** begin **
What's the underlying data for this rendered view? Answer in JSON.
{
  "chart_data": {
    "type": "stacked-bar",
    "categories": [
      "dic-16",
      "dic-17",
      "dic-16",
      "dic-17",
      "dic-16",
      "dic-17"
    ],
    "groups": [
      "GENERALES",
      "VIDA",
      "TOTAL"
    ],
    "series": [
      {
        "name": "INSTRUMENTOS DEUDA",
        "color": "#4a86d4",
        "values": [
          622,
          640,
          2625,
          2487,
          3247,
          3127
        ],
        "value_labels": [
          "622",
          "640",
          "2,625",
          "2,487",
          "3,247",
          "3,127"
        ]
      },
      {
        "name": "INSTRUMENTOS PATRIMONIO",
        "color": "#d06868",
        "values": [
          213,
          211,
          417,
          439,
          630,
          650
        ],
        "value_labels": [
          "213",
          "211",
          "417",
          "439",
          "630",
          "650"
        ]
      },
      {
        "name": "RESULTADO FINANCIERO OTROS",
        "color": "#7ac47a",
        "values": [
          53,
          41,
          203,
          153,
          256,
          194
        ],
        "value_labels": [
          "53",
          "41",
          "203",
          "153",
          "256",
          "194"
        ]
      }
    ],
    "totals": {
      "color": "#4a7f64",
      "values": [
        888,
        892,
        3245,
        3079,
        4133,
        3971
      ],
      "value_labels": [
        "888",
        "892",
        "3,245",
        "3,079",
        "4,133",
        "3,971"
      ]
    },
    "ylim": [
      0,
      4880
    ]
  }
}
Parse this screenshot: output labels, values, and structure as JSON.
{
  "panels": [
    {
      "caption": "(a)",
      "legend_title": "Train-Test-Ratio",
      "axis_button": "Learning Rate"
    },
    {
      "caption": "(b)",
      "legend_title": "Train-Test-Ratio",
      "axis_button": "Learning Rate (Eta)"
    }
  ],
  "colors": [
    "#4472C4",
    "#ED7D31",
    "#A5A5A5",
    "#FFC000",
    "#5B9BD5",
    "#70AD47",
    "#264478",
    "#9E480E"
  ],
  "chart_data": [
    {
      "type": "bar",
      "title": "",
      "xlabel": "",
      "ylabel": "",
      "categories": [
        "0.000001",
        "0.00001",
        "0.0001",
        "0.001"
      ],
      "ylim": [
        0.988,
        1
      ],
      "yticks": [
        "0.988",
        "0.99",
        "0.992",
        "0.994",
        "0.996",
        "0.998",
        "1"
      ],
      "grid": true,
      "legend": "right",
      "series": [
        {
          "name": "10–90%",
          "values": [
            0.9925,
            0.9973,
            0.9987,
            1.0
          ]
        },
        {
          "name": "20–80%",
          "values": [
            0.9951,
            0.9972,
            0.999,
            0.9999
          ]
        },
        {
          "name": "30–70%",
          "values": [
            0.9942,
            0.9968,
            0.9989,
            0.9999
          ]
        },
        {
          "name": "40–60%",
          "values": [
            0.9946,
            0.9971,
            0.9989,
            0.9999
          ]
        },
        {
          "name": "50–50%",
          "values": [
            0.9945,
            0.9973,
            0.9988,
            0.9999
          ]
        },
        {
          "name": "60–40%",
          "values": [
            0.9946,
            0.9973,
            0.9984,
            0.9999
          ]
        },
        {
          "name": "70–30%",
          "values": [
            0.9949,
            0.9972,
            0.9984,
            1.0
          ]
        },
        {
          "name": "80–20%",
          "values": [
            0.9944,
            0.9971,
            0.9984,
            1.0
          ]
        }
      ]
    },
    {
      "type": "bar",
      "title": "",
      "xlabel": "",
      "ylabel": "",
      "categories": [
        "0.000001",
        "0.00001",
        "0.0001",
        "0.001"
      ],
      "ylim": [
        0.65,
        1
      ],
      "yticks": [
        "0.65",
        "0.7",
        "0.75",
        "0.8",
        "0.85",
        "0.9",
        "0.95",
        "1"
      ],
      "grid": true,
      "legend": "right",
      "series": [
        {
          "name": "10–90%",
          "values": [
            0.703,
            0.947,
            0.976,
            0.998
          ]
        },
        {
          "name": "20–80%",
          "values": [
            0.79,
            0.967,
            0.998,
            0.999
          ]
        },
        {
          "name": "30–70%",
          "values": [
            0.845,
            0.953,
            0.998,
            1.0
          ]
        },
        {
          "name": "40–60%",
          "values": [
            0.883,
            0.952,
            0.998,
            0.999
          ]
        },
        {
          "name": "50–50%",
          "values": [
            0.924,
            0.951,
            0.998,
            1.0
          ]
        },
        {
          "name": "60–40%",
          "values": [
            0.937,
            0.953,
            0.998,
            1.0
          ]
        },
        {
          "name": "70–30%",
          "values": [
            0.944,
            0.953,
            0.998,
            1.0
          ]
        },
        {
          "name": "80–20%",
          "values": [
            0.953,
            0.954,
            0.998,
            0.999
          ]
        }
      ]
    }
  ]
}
** end **
● The problem:
Write the data back out verbatim.

● Task response:
What's the underlying data for this rendered view? Answer in JSON.
{
  "chart_data": {
    "type": "stacked-bar",
    "categories": [
      "dic-16",
      "dic-17",
      "dic-16",
      "dic-17",
      "dic-16",
      "dic-17"
    ],
    "groups": [
      "GENERALES",
      "VIDA",
      "TOTAL"
    ],
    "series": [
      {
        "name": "INSTRUMENTOS DEUDA",
        "color": "#4a86d4",
        "values": [
          622,
          640,
          2625,
          2487,
          3247,
          3127
        ],
        "value_labels": [
          "622",
          "640",
          "2,625",
          "2,487",
          "3,247",
          "3,127"
        ]
      },
      {
        "name": "INSTRUMENTOS PATRIMONIO",
        "color": "#d06868",
        "values": [
          213,
          211,
          417,
          439,
          630,
          650
        ],
        "value_labels": [
          "213",
          "211",
          "417",
          "439",
          "630",
          "650"
        ]
      },
      {
        "name": "RESULTADO FINANCIERO OTROS",
        "color": "#7ac47a",
        "values": [
          53,
          41,
          203,
          153,
          256,
          194
        ],
        "value_labels": [
          "53",
          "41",
          "203",
          "153",
          "256",
          "194"
        ]
      }
    ],
    "totals": {
      "color": "#4a7f64",
      "values": [
        888,
        892,
        3245,
        3079,
        4133,
        3971
      ],
      "value_labels": [
        "888",
        "892",
        "3,245",
        "3,079",
        "4,133",
        "3,971"
      ]
    },
    "ylim": [
      0,
      4880
    ]
  }
}
Parse this screenshot: output labels, values, and structure as JSON.
{
  "panels": [
    {
      "caption": "(a)",
      "legend_title": "Train-Test-Ratio",
      "axis_button": "Learning Rate"
    },
    {
      "caption": "(b)",
      "legend_title": "Train-Test-Ratio",
      "axis_button": "Learning Rate (Eta)"
    }
  ],
  "colors": [
    "#4472C4",
    "#ED7D31",
    "#A5A5A5",
    "#FFC000",
    "#5B9BD5",
    "#70AD47",
    "#264478",
    "#9E480E"
  ],
  "chart_data": [
    {
      "type": "bar",
      "title": "",
      "xlabel": "",
      "ylabel": "",
      "categories": [
        "0.000001",
        "0.00001",
        "0.0001",
        "0.001"
      ],
      "ylim": [
        0.988,
        1
      ],
      "yticks": [
        "0.988",
        "0.99",
        "0.992",
        "0.994",
        "0.996",
        "0.998",
        "1"
      ],
      "grid": true,
      "legend": "right",
      "series": [
        {
          "name": "10–90%",
          "values": [
            0.9925,
            0.9973,
            0.9987,
            1.0
          ]
        },
        {
          "name": "20–80%",
          "values": [
            0.9951,
            0.9972,
            0.999,
            0.9999
          ]
        },
        {
          "name": "30–70%",
          "values": [
            0.9942,
            0.9968,
            0.9989,
            0.9999
          ]
        },
        {
          "name": "40–60%",
          "values": [
            0.9946,
            0.9971,
            0.9989,
            0.9999
          ]
        },
        {
          "name": "50–50%",
          "values": [
            0.9945,
            0.9973,
            0.9988,
            0.9999
          ]
        },
        {
          "name": "60–40%",
          "values": [
            0.9946,
            0.9973,
            0.9984,
            0.9999
          ]
        },
        {
          "name": "70–30%",
          "values": [
            0.9949,
            0.9972,
            0.9984,
            1.0
          ]
        },
        {
          "name": "80–20%",
          "values": [
            0.9944,
            0.9971,
            0.9984,
            1.0
          ]
        }
      ]
    },
    {
      "type": "bar",
      "title": "",
      "xlabel": "",
      "ylabel": "",
      "categories": [
        "0.000001",
        "0.00001",
        "0.0001",
        "0.001"
      ],
      "ylim": [
        0.65,
        1
      ],
      "yticks": [
        "0.65",
        "0.7",
        "0.75",
        "0.8",
        "0.85",
        "0.9",
        "0.95",
        "1"
      ],
      "grid": true,
      "legend": "right",
      "series": [
        {
          "name": "10–90%",
          "values": [
            0.703,
            0.947,
            0.976,
            0.998
          ]
        },
        {
          "name": "20–80%",
          "values": [
            0.79,
            0.967,
            0.998,
            0.999
          ]
        },
        {
          "name": "30–70%",
          "values": [
            0.845,
            0.953,
            0.998,
            1.0
          ]
        },
        {
          "name": "40–60%",
          "values": [
            0.883,
            0.952,
            0.998,
            0.999
          ]
        },
        {
          "name": "50–50%",
          "values": [
            0.924,
            0.951,
            0.998,
            1.0
          ]
        },
        {
          "name": "60–40%",
          "values": [
            0.937,
            0.953,
            0.998,
            1.0
          ]
        },
        {
          "name": "70–30%",
          "values": [
            0.944,
            0.953,
            0.998,
            1.0
          ]
        },
        {
          "name": "80–20%",
          "values": [
            0.953,
            0.954,
            0.998,
            0.999
          ]
        }
      ]
    }
  ]
}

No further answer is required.